* **Task details**: Note how many lines include the word "content", and give that number by itself.

# Data for this exercise start

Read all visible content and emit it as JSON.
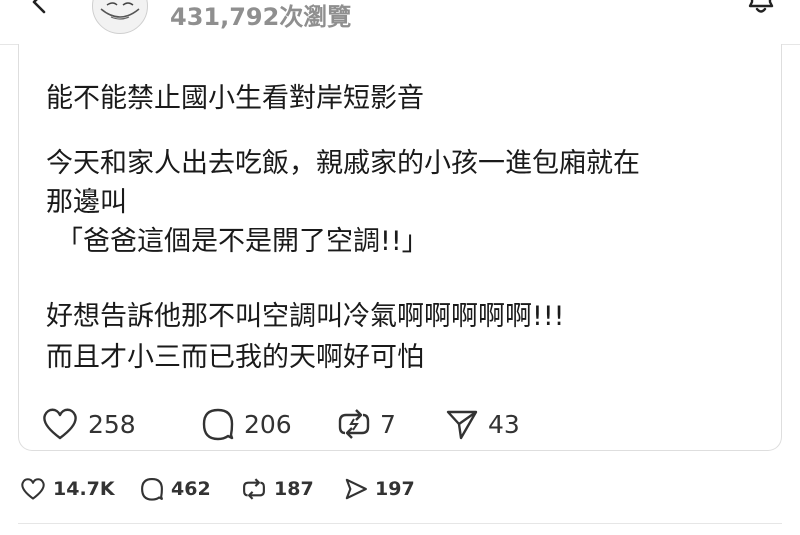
{
  "header": {
    "view_count": "431,792次瀏覽",
    "icons": [
      "chevron-left-icon",
      "avatar",
      "bell-icon"
    ]
  },
  "post": {
    "lines": [
      "能不能禁止國小生看對岸短影音",
      "今天和家人出去吃飯，親戚家的小孩一進包廂就在",
      "那邊叫",
      "「爸爸這個是不是開了空調!!」",
      "好想告訴他那不叫空調叫冷氣啊啊啊啊啊!!!",
      "而且才小三而已我的天啊好可怕"
    ],
    "stats": {
      "likes": "258",
      "comments": "206",
      "reposts": "7",
      "shares": "43"
    }
  },
  "thread_stats": {
    "likes": "14.7K",
    "comments": "462",
    "reposts": "187",
    "shares": "197"
  },
  "colors": {
    "text": "#1a1a1a",
    "muted": "#8f8f8f",
    "border": "#dedede"
  }
}
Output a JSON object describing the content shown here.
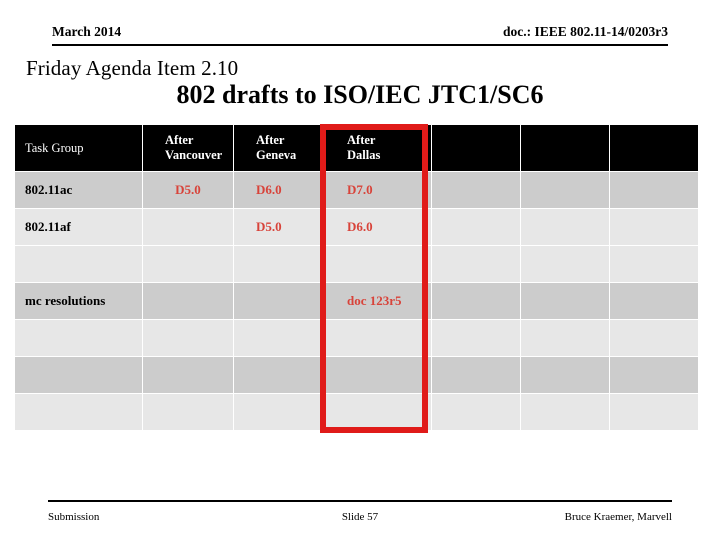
{
  "header": {
    "date": "March 2014",
    "doc_id": "doc.: IEEE 802.11-14/0203r3"
  },
  "titles": {
    "agenda_item": "Friday Agenda Item 2.10",
    "slide_title": "802  drafts to ISO/IEC JTC1/SC6"
  },
  "table": {
    "columns": [
      {
        "label": "Task Group"
      },
      {
        "label_line1": "After",
        "label_line2": "Vancouver"
      },
      {
        "label_line1": "After",
        "label_line2": "Geneva"
      },
      {
        "label_line1": "After",
        "label_line2": "Dallas"
      },
      {
        "label": ""
      },
      {
        "label": ""
      },
      {
        "label": ""
      }
    ],
    "rows": [
      {
        "shade": "dark",
        "cells": [
          "802.11ac",
          "D5.0",
          "D6.0",
          "D7.0",
          "",
          "",
          ""
        ]
      },
      {
        "shade": "light",
        "cells": [
          "802.11af",
          "",
          "D5.0",
          "D6.0",
          "",
          "",
          ""
        ]
      },
      {
        "shade": "light",
        "cells": [
          "",
          "",
          "",
          "",
          "",
          "",
          ""
        ]
      },
      {
        "shade": "dark",
        "cells": [
          "mc resolutions",
          "",
          "",
          "doc 123r5",
          "",
          "",
          ""
        ]
      },
      {
        "shade": "light",
        "cells": [
          "",
          "",
          "",
          "",
          "",
          "",
          ""
        ]
      },
      {
        "shade": "dark",
        "cells": [
          "",
          "",
          "",
          "",
          "",
          "",
          ""
        ]
      },
      {
        "shade": "light",
        "cells": [
          "",
          "",
          "",
          "",
          "",
          "",
          ""
        ]
      }
    ]
  },
  "highlight": {
    "name": "after-dallas-column-highlight",
    "color": "#e01b19"
  },
  "colors": {
    "header_cell_bg": "#000000",
    "header_cell_text": "#ffffff",
    "row_dark": "#cccccc",
    "row_light": "#e7e7e7",
    "value_text": "#d8433a",
    "highlight": "#e01b19"
  },
  "footer": {
    "left": "Submission",
    "center": "Slide 57",
    "right": "Bruce Kraemer, Marvell"
  }
}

# Data for this exercise end

* **Solution to this problem**: 2